WORK TO COMPLETE
Type out the records that follow, exactly as given.

-- start DATA --

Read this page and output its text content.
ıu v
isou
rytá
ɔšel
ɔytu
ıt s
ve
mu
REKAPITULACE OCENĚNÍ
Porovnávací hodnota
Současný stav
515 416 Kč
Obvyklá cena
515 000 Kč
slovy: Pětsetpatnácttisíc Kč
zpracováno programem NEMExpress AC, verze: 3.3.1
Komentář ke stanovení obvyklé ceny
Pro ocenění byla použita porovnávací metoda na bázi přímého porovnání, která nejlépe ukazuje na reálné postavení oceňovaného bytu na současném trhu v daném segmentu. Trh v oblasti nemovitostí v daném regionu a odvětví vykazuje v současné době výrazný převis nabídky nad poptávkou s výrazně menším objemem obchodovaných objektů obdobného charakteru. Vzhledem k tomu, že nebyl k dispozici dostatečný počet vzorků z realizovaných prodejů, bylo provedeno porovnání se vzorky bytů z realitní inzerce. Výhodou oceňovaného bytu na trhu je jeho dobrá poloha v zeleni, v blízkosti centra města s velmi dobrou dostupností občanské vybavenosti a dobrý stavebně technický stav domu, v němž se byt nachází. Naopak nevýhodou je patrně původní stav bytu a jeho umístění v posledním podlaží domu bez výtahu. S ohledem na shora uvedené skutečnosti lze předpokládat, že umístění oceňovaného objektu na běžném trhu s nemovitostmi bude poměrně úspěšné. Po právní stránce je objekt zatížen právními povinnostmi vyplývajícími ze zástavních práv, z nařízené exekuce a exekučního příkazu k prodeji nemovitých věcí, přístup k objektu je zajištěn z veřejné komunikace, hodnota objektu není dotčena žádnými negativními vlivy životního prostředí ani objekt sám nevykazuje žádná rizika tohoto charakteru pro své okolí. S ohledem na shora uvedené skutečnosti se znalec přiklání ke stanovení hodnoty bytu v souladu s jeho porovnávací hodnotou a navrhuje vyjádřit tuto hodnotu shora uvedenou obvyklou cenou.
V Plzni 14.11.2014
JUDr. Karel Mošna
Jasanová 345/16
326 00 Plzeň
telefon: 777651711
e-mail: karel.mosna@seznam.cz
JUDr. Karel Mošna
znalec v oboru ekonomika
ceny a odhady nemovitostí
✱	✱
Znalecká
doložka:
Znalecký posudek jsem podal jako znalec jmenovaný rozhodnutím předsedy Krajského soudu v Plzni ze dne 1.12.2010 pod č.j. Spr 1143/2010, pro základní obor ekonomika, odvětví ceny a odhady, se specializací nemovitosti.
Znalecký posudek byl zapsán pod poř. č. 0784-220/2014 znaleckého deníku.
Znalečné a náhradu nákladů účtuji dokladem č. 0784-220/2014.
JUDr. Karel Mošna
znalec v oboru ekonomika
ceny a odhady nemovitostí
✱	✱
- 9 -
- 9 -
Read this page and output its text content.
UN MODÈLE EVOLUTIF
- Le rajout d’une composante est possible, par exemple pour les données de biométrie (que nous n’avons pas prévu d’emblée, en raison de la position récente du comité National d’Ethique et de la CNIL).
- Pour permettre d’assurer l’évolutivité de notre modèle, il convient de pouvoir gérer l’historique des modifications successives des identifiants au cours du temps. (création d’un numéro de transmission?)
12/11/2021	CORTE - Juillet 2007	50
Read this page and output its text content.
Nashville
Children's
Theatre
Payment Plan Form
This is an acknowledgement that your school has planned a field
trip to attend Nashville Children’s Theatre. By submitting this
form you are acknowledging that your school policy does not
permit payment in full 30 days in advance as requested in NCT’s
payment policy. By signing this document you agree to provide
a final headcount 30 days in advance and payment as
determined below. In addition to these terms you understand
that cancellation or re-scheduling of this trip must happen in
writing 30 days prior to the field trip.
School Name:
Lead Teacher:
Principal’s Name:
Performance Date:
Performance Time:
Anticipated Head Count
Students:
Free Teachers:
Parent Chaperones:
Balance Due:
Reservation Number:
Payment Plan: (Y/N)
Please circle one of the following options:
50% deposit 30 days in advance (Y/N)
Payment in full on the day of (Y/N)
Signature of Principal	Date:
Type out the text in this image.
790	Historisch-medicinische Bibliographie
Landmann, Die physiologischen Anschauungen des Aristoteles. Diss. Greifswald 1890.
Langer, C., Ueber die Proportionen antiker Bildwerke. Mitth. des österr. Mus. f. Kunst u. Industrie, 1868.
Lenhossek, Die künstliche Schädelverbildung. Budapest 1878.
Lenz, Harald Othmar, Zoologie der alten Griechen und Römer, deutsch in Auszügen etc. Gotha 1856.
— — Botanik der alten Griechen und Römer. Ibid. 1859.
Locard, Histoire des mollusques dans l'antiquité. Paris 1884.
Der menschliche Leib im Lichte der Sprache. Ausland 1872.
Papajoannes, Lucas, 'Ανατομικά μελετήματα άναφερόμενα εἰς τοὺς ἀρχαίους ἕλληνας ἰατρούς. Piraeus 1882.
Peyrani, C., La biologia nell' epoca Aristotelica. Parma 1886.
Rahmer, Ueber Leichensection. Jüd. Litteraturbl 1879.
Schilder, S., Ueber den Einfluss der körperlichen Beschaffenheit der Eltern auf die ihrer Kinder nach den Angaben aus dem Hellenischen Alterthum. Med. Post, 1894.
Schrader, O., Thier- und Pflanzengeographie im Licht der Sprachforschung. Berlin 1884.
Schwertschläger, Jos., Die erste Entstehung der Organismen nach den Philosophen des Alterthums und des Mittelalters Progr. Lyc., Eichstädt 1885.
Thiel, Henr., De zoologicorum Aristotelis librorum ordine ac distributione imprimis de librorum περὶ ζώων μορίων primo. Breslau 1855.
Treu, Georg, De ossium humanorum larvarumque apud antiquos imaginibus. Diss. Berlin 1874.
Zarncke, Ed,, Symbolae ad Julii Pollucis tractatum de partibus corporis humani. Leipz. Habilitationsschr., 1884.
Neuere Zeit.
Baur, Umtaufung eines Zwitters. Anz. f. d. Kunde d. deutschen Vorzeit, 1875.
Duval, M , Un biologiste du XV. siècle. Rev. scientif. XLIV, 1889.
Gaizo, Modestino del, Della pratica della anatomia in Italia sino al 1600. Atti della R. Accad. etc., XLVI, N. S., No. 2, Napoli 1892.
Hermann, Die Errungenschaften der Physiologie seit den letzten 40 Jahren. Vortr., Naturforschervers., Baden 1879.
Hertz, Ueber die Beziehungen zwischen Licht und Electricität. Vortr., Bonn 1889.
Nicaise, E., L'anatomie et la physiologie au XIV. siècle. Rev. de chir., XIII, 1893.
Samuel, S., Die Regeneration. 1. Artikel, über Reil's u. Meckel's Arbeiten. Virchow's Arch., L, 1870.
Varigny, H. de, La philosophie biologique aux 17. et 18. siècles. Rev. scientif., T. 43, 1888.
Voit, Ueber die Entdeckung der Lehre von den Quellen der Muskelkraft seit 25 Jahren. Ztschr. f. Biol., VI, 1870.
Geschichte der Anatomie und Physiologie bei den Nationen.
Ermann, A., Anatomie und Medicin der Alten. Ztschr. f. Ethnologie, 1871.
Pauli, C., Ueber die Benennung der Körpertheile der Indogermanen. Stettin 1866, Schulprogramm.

-- end DATA --

THE REPLY
Read this page and output its text content.
ıu v
isou
rytá
ɔšel
ɔytu
ıt s
ve
mu
REKAPITULACE OCENĚNÍ
Porovnávací hodnota
Současný stav
515 416 Kč
Obvyklá cena
515 000 Kč
slovy: Pětsetpatnácttisíc Kč
zpracováno programem NEMExpress AC, verze: 3.3.1
Komentář ke stanovení obvyklé ceny
Pro ocenění byla použita porovnávací metoda na bázi přímého porovnání, která nejlépe ukazuje na reálné postavení oceňovaného bytu na současném trhu v daném segmentu. Trh v oblasti nemovitostí v daném regionu a odvětví vykazuje v současné době výrazný převis nabídky nad poptávkou s výrazně menším objemem obchodovaných objektů obdobného charakteru. Vzhledem k tomu, že nebyl k dispozici dostatečný počet vzorků z realizovaných prodejů, bylo provedeno porovnání se vzorky bytů z realitní inzerce. Výhodou oceňovaného bytu na trhu je jeho dobrá poloha v zeleni, v blízkosti centra města s velmi dobrou dostupností občanské vybavenosti a dobrý stavebně technický stav domu, v němž se byt nachází. Naopak nevýhodou je patrně původní stav bytu a jeho umístění v posledním podlaží domu bez výtahu. S ohledem na shora uvedené skutečnosti lze předpokládat, že umístění oceňovaného objektu na běžném trhu s nemovitostmi bude poměrně úspěšné. Po právní stránce je objekt zatížen právními povinnostmi vyplývajícími ze zástavních práv, z nařízené exekuce a exekučního příkazu k prodeji nemovitých věcí, přístup k objektu je zajištěn z veřejné komunikace, hodnota objektu není dotčena žádnými negativními vlivy životního prostředí ani objekt sám nevykazuje žádná rizika tohoto charakteru pro své okolí. S ohledem na shora uvedené skutečnosti se znalec přiklání ke stanovení hodnoty bytu v souladu s jeho porovnávací hodnotou a navrhuje vyjádřit tuto hodnotu shora uvedenou obvyklou cenou.
V Plzni 14.11.2014
JUDr. Karel Mošna
Jasanová 345/16
326 00 Plzeň
telefon: 777651711
e-mail: karel.mosna@seznam.cz
JUDr. Karel Mošna
znalec v oboru ekonomika
ceny a odhady nemovitostí
✱	✱
Znalecká
doložka:
Znalecký posudek jsem podal jako znalec jmenovaný rozhodnutím předsedy Krajského soudu v Plzni ze dne 1.12.2010 pod č.j. Spr 1143/2010, pro základní obor ekonomika, odvětví ceny a odhady, se specializací nemovitosti.
Znalecký posudek byl zapsán pod poř. č. 0784-220/2014 znaleckého deníku.
Znalečné a náhradu nákladů účtuji dokladem č. 0784-220/2014.
JUDr. Karel Mošna
znalec v oboru ekonomika
ceny a odhady nemovitostí
✱	✱
- 9 -
- 9 -
Read this page and output its text content.
UN MODÈLE EVOLUTIF
- Le rajout d’une composante est possible, par exemple pour les données de biométrie (que nous n’avons pas prévu d’emblée, en raison de la position récente du comité National d’Ethique et de la CNIL).
- Pour permettre d’assurer l’évolutivité de notre modèle, il convient de pouvoir gérer l’historique des modifications successives des identifiants au cours du temps. (création d’un numéro de transmission?)
12/11/2021	CORTE - Juillet 2007	50
Read this page and output its text content.
Nashville
Children's
Theatre
Payment Plan Form
This is an acknowledgement that your school has planned a field
trip to attend Nashville Children’s Theatre. By submitting this
form you are acknowledging that your school policy does not
permit payment in full 30 days in advance as requested in NCT’s
payment policy. By signing this document you agree to provide
a final headcount 30 days in advance and payment as
determined below. In addition to these terms you understand
that cancellation or re-scheduling of this trip must happen in
writing 30 days prior to the field trip.
School Name:
Lead Teacher:
Principal’s Name:
Performance Date:
Performance Time:
Anticipated Head Count
Students:
Free Teachers:
Parent Chaperones:
Balance Due:
Reservation Number:
Payment Plan: (Y/N)
Please circle one of the following options:
50% deposit 30 days in advance (Y/N)
Payment in full on the day of (Y/N)
Signature of Principal	Date:
Type out the text in this image.
790	Historisch-medicinische Bibliographie
Landmann, Die physiologischen Anschauungen des Aristoteles. Diss. Greifswald 1890.
Langer, C., Ueber die Proportionen antiker Bildwerke. Mitth. des österr. Mus. f. Kunst u. Industrie, 1868.
Lenhossek, Die künstliche Schädelverbildung. Budapest 1878.
Lenz, Harald Othmar, Zoologie der alten Griechen und Römer, deutsch in Auszügen etc. Gotha 1856.
— — Botanik der alten Griechen und Römer. Ibid. 1859.
Locard, Histoire des mollusques dans l'antiquité. Paris 1884.
Der menschliche Leib im Lichte der Sprache. Ausland 1872.
Papajoannes, Lucas, 'Ανατομικά μελετήματα άναφερόμενα εἰς τοὺς ἀρχαίους ἕλληνας ἰατρούς. Piraeus 1882.
Peyrani, C., La biologia nell' epoca Aristotelica. Parma 1886.
Rahmer, Ueber Leichensection. Jüd. Litteraturbl 1879.
Schilder, S., Ueber den Einfluss der körperlichen Beschaffenheit der Eltern auf die ihrer Kinder nach den Angaben aus dem Hellenischen Alterthum. Med. Post, 1894.
Schrader, O., Thier- und Pflanzengeographie im Licht der Sprachforschung. Berlin 1884.
Schwertschläger, Jos., Die erste Entstehung der Organismen nach den Philosophen des Alterthums und des Mittelalters Progr. Lyc., Eichstädt 1885.
Thiel, Henr., De zoologicorum Aristotelis librorum ordine ac distributione imprimis de librorum περὶ ζώων μορίων primo. Breslau 1855.
Treu, Georg, De ossium humanorum larvarumque apud antiquos imaginibus. Diss. Berlin 1874.
Zarncke, Ed,, Symbolae ad Julii Pollucis tractatum de partibus corporis humani. Leipz. Habilitationsschr., 1884.
Neuere Zeit.
Baur, Umtaufung eines Zwitters. Anz. f. d. Kunde d. deutschen Vorzeit, 1875.
Duval, M , Un biologiste du XV. siècle. Rev. scientif. XLIV, 1889.
Gaizo, Modestino del, Della pratica della anatomia in Italia sino al 1600. Atti della R. Accad. etc., XLVI, N. S., No. 2, Napoli 1892.
Hermann, Die Errungenschaften der Physiologie seit den letzten 40 Jahren. Vortr., Naturforschervers., Baden 1879.
Hertz, Ueber die Beziehungen zwischen Licht und Electricität. Vortr., Bonn 1889.
Nicaise, E., L'anatomie et la physiologie au XIV. siècle. Rev. de chir., XIII, 1893.
Samuel, S., Die Regeneration. 1. Artikel, über Reil's u. Meckel's Arbeiten. Virchow's Arch., L, 1870.
Varigny, H. de, La philosophie biologique aux 17. et 18. siècles. Rev. scientif., T. 43, 1888.
Voit, Ueber die Entdeckung der Lehre von den Quellen der Muskelkraft seit 25 Jahren. Ztschr. f. Biol., VI, 1870.
Geschichte der Anatomie und Physiologie bei den Nationen.
Ermann, A., Anatomie und Medicin der Alten. Ztschr. f. Ethnologie, 1871.
Pauli, C., Ueber die Benennung der Körpertheile der Indogermanen. Stettin 1866, Schulprogramm.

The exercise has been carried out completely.